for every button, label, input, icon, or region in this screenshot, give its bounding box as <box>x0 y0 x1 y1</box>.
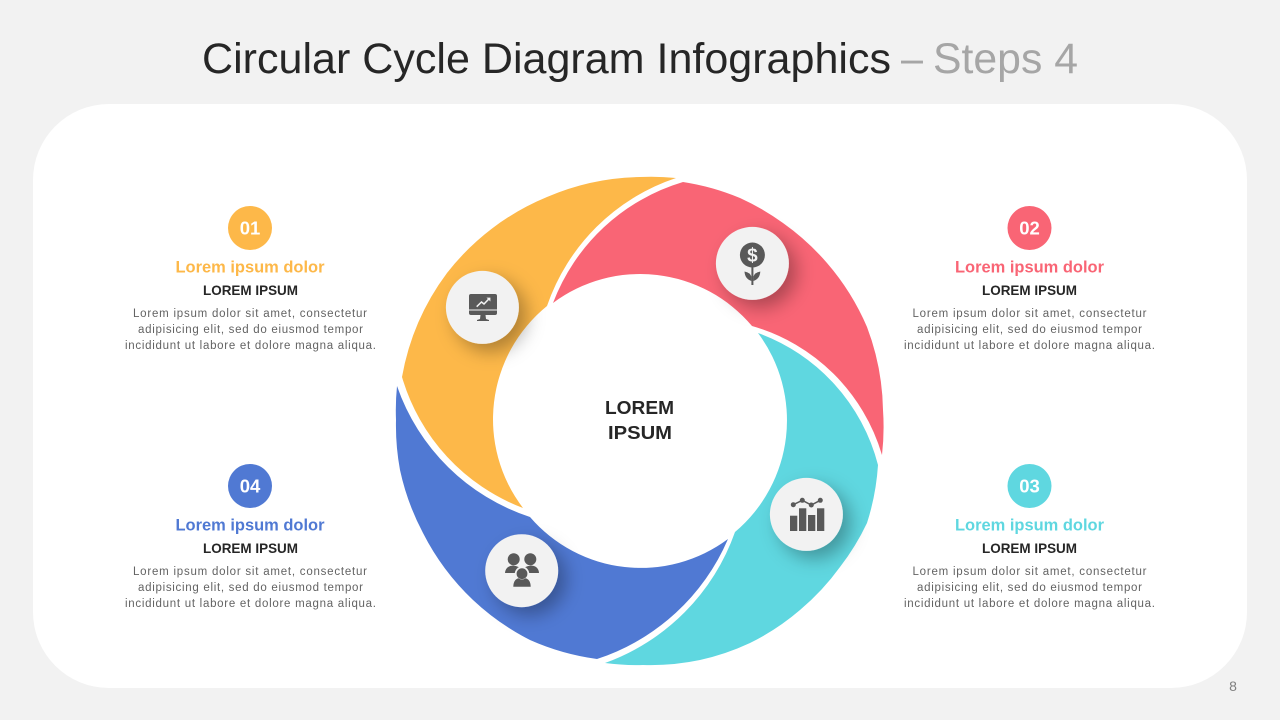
icon badge: bar chart with line <box>770 478 843 551</box>
body 04: Lorem ipsum dolor sit amet, consectetur <box>133 566 367 578</box>
number badge 04: 04 <box>240 476 261 496</box>
body 04 <box>125 566 376 610</box>
body 01 <box>125 308 376 352</box>
step 04 text block <box>125 464 376 610</box>
panel: white background card <box>33 104 1247 688</box>
body 01: incididunt ut labore et dolore magna aliqua. <box>125 340 376 352</box>
number badge 01: 01 <box>240 218 260 238</box>
center label: IPSUM <box>608 422 672 443</box>
body 02: adipisicing elit, sed do eiusmod tempor <box>917 324 1142 336</box>
heading 03: Lorem ipsum dolor <box>955 516 1105 534</box>
number badge 02 <box>1008 206 1052 250</box>
segment 1: orange <box>402 177 676 508</box>
subheading 01: LOREM IPSUM <box>203 282 298 298</box>
body 01: Lorem ipsum dolor sit amet, consectetur <box>133 308 367 320</box>
subheading 04: LOREM IPSUM <box>203 540 298 556</box>
subheading 03: LOREM IPSUM <box>982 540 1077 556</box>
heading 01: Lorem ipsum dolor <box>176 258 325 276</box>
number badge 02: 02 <box>1019 218 1040 238</box>
icon badge: money plant: $ <box>747 246 758 266</box>
number badge 03: 03 <box>1019 476 1040 496</box>
segment 2: red <box>553 182 884 455</box>
icon badge: people group <box>485 534 558 607</box>
center label: LOREM <box>605 397 674 418</box>
number badge 01 <box>228 206 272 250</box>
segment 4: blue <box>396 386 728 659</box>
title: Steps 4 <box>933 35 1078 83</box>
body 01: adipisicing elit, sed do eiusmod tempor <box>138 324 363 336</box>
body 03 <box>904 566 1155 610</box>
body 02: incididunt ut labore et dolore magna aliqua. <box>904 340 1155 352</box>
body 02 <box>904 308 1155 352</box>
step 03 text block <box>904 464 1155 610</box>
number badge 04 <box>228 464 272 508</box>
segment 3: teal <box>605 333 878 665</box>
icon badge: monitor with chart <box>446 271 519 344</box>
body 04: incididunt ut labore et dolore magna aliqua. <box>125 598 376 610</box>
icon badge: money plant <box>716 227 789 300</box>
page number: 8 <box>1229 678 1237 694</box>
body 03: incididunt ut labore et dolore magna aliqua. <box>904 598 1155 610</box>
title: – <box>901 35 923 83</box>
heading 02: Lorem ipsum dolor <box>955 258 1105 276</box>
body 03: Lorem ipsum dolor sit amet, consectetur <box>912 566 1147 578</box>
center label <box>605 397 674 443</box>
body 04: adipisicing elit, sed do eiusmod tempor <box>138 582 363 594</box>
cycle diagram <box>396 177 884 665</box>
body 02: Lorem ipsum dolor sit amet, consectetur <box>912 308 1147 320</box>
body 03: adipisicing elit, sed do eiusmod tempor <box>917 582 1142 594</box>
step 01 text block <box>125 206 376 352</box>
subheading 02: LOREM IPSUM <box>982 282 1077 298</box>
step 02 text block <box>904 206 1155 352</box>
heading 04: Lorem ipsum dolor <box>176 516 325 534</box>
number badge 03 <box>1008 464 1052 508</box>
title: Circular Cycle Diagram Infographics <box>202 35 891 83</box>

--------------------------------------------------

Set exercise: Please copy the listing above line for line, with no changes, and leave out the picture.

Answer to the problem:
for every button, label, input, icon, or region in this screenshot, give its bounding box as <box>x0 y0 x1 y1</box>.
icon badge: bar chart with line <box>770 478 843 551</box>
body 04: Lorem ipsum dolor sit amet, consectetur <box>133 566 367 578</box>
number badge 04: 04 <box>240 476 261 496</box>
body 04 <box>125 566 376 610</box>
body 01 <box>125 308 376 352</box>
step 04 text block <box>125 464 376 610</box>
panel: white background card <box>33 104 1247 688</box>
body 01: incididunt ut labore et dolore magna aliqua. <box>125 340 376 352</box>
number badge 01: 01 <box>240 218 260 238</box>
center label: IPSUM <box>608 422 672 443</box>
body 02: adipisicing elit, sed do eiusmod tempor <box>917 324 1142 336</box>
heading 03: Lorem ipsum dolor <box>955 516 1105 534</box>
number badge 02 <box>1008 206 1052 250</box>
segment 1: orange <box>402 177 676 508</box>
subheading 01: LOREM IPSUM <box>203 282 298 298</box>
body 01: Lorem ipsum dolor sit amet, consectetur <box>133 308 367 320</box>
subheading 04: LOREM IPSUM <box>203 540 298 556</box>
subheading 03: LOREM IPSUM <box>982 540 1077 556</box>
heading 01: Lorem ipsum dolor <box>176 258 325 276</box>
number badge 02: 02 <box>1019 218 1040 238</box>
icon badge: money plant: $ <box>747 246 758 266</box>
number badge 03: 03 <box>1019 476 1040 496</box>
segment 2: red <box>553 182 884 455</box>
icon badge: people group <box>485 534 558 607</box>
center label: LOREM <box>605 397 674 418</box>
number badge 01 <box>228 206 272 250</box>
segment 4: blue <box>396 386 728 659</box>
title: Steps 4 <box>933 35 1078 83</box>
body 01: adipisicing elit, sed do eiusmod tempor <box>138 324 363 336</box>
body 03 <box>904 566 1155 610</box>
body 02: incididunt ut labore et dolore magna aliqua. <box>904 340 1155 352</box>
body 02 <box>904 308 1155 352</box>
step 03 text block <box>904 464 1155 610</box>
number badge 04 <box>228 464 272 508</box>
segment 3: teal <box>605 333 878 665</box>
icon badge: monitor with chart <box>446 271 519 344</box>
body 04: incididunt ut labore et dolore magna aliqua. <box>125 598 376 610</box>
icon badge: money plant <box>716 227 789 300</box>
page number: 8 <box>1229 678 1237 694</box>
body 03: incididunt ut labore et dolore magna aliqua. <box>904 598 1155 610</box>
title: – <box>901 35 923 83</box>
heading 02: Lorem ipsum dolor <box>955 258 1105 276</box>
body 03: Lorem ipsum dolor sit amet, consectetur <box>912 566 1147 578</box>
center label <box>605 397 674 443</box>
body 04: adipisicing elit, sed do eiusmod tempor <box>138 582 363 594</box>
cycle diagram <box>396 177 884 665</box>
body 02: Lorem ipsum dolor sit amet, consectetur <box>912 308 1147 320</box>
body 03: adipisicing elit, sed do eiusmod tempor <box>917 582 1142 594</box>
step 01 text block <box>125 206 376 352</box>
subheading 02: LOREM IPSUM <box>982 282 1077 298</box>
step 02 text block <box>904 206 1155 352</box>
heading 04: Lorem ipsum dolor <box>176 516 325 534</box>
number badge 03 <box>1008 464 1052 508</box>
title: Circular Cycle Diagram Infographics <box>202 35 891 83</box>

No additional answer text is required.